Raw records
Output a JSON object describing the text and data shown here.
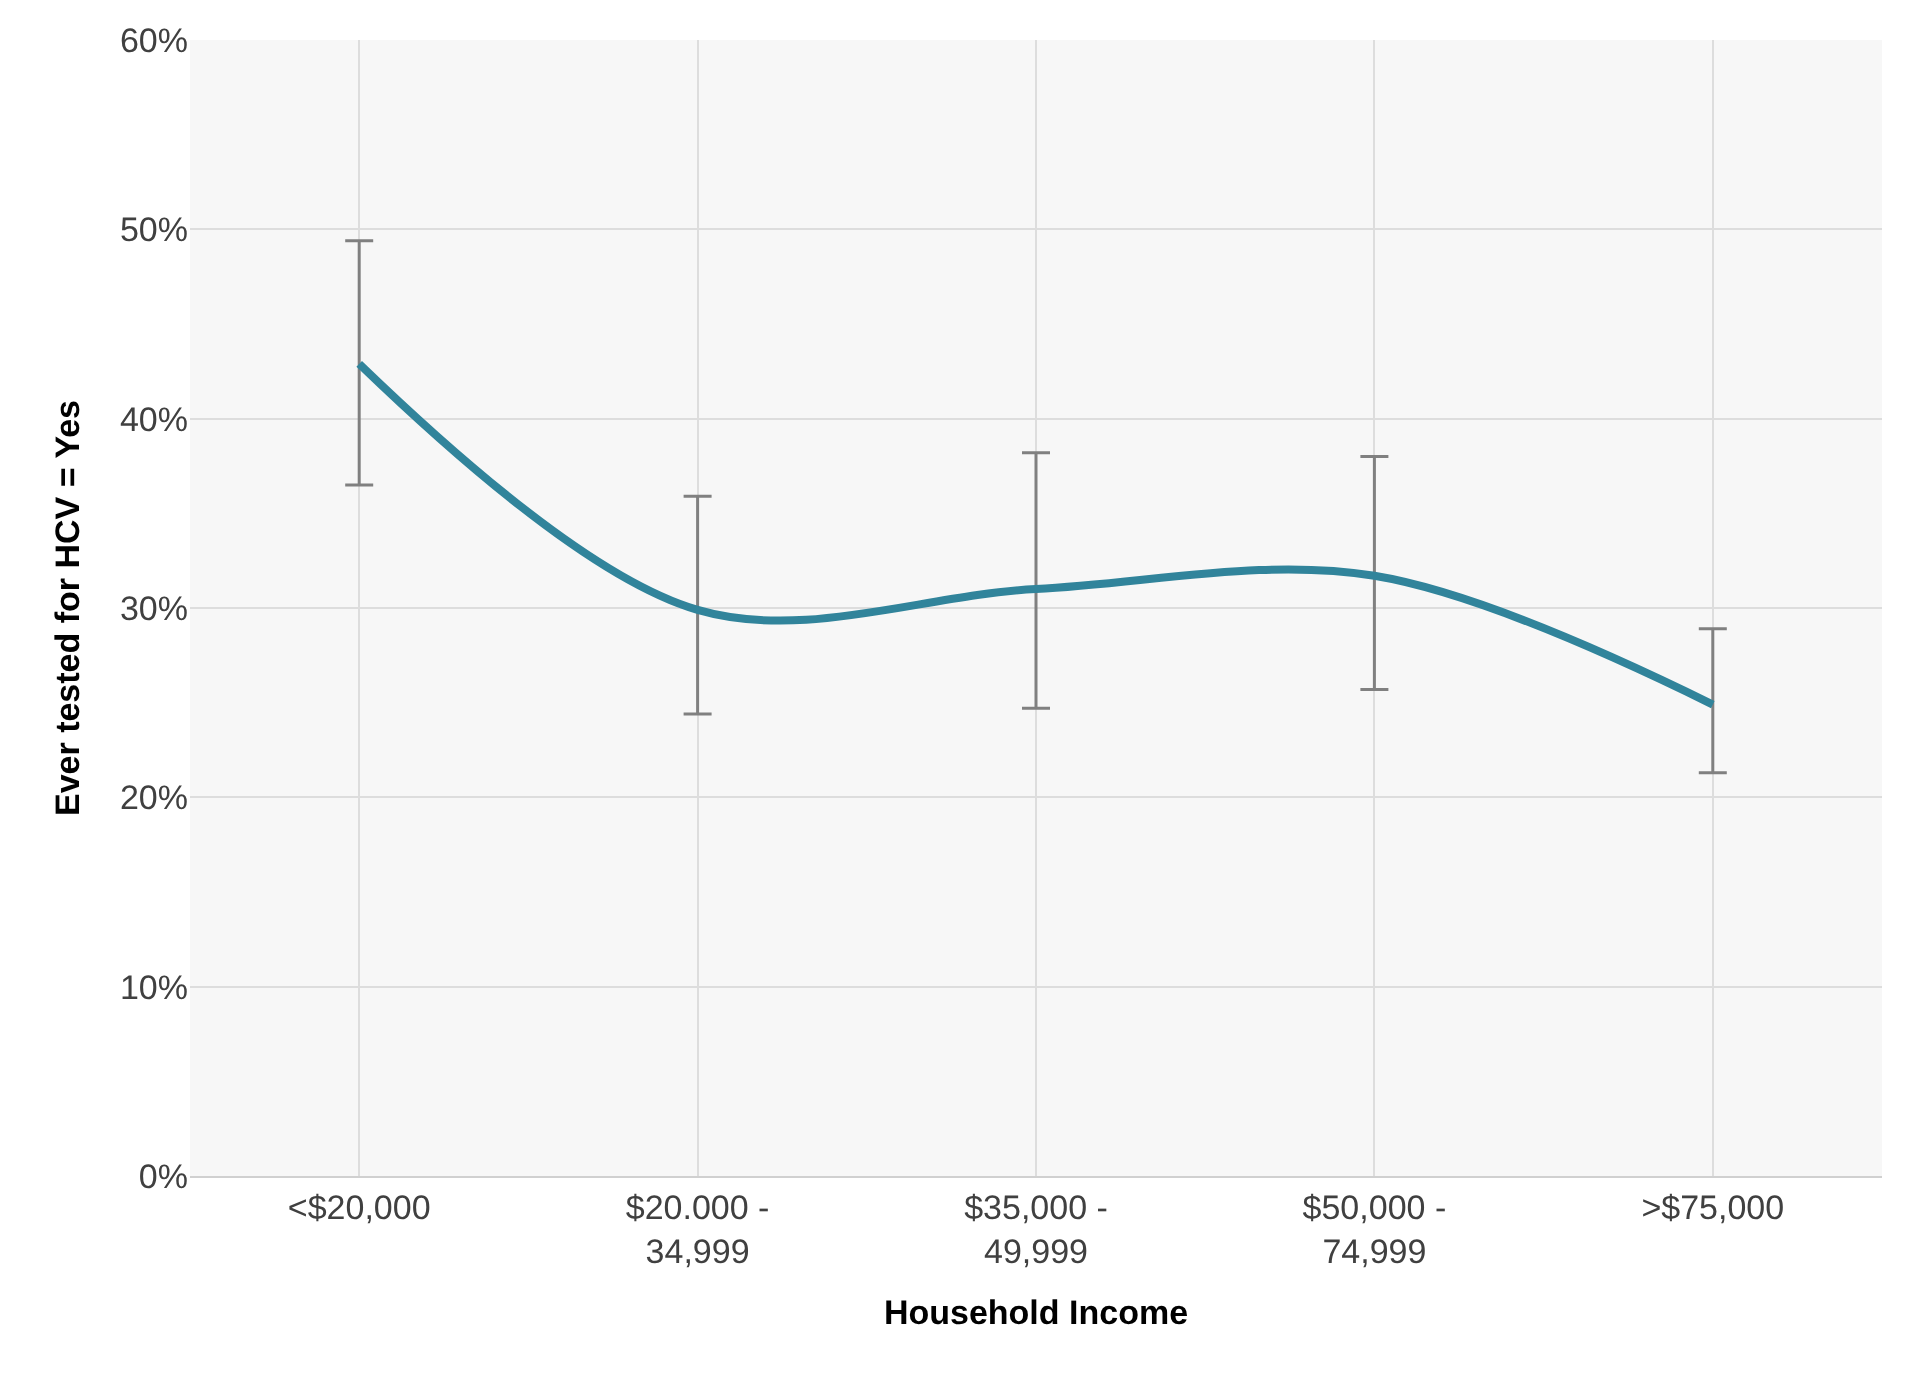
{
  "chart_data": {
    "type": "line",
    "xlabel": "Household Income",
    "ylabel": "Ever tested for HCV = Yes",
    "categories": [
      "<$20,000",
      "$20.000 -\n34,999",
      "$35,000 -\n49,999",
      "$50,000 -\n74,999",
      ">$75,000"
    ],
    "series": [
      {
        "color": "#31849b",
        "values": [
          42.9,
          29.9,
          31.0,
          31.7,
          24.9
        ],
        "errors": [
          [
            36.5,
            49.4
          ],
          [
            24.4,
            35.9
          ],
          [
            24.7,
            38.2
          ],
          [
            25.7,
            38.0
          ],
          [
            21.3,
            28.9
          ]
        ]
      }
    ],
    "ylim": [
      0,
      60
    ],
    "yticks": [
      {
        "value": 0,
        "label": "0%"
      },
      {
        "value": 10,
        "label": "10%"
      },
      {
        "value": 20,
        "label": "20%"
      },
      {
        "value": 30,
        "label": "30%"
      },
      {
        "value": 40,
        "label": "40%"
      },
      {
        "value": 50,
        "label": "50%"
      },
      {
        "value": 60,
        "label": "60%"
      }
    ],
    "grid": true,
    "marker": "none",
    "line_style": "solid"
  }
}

Given problem
Skip every picture and transcribe the data above exactly.

Full answer
Output a JSON object describing the text and data shown here.
{
  "chart_data": {
    "type": "line",
    "xlabel": "Household Income",
    "ylabel": "Ever tested for HCV = Yes",
    "categories": [
      "<$20,000",
      "$20.000 -\n34,999",
      "$35,000 -\n49,999",
      "$50,000 -\n74,999",
      ">$75,000"
    ],
    "series": [
      {
        "color": "#31849b",
        "values": [
          42.9,
          29.9,
          31.0,
          31.7,
          24.9
        ],
        "errors": [
          [
            36.5,
            49.4
          ],
          [
            24.4,
            35.9
          ],
          [
            24.7,
            38.2
          ],
          [
            25.7,
            38.0
          ],
          [
            21.3,
            28.9
          ]
        ]
      }
    ],
    "ylim": [
      0,
      60
    ],
    "yticks": [
      {
        "value": 0,
        "label": "0%"
      },
      {
        "value": 10,
        "label": "10%"
      },
      {
        "value": 20,
        "label": "20%"
      },
      {
        "value": 30,
        "label": "30%"
      },
      {
        "value": 40,
        "label": "40%"
      },
      {
        "value": 50,
        "label": "50%"
      },
      {
        "value": 60,
        "label": "60%"
      }
    ],
    "grid": true,
    "marker": "none",
    "line_style": "solid"
  }
}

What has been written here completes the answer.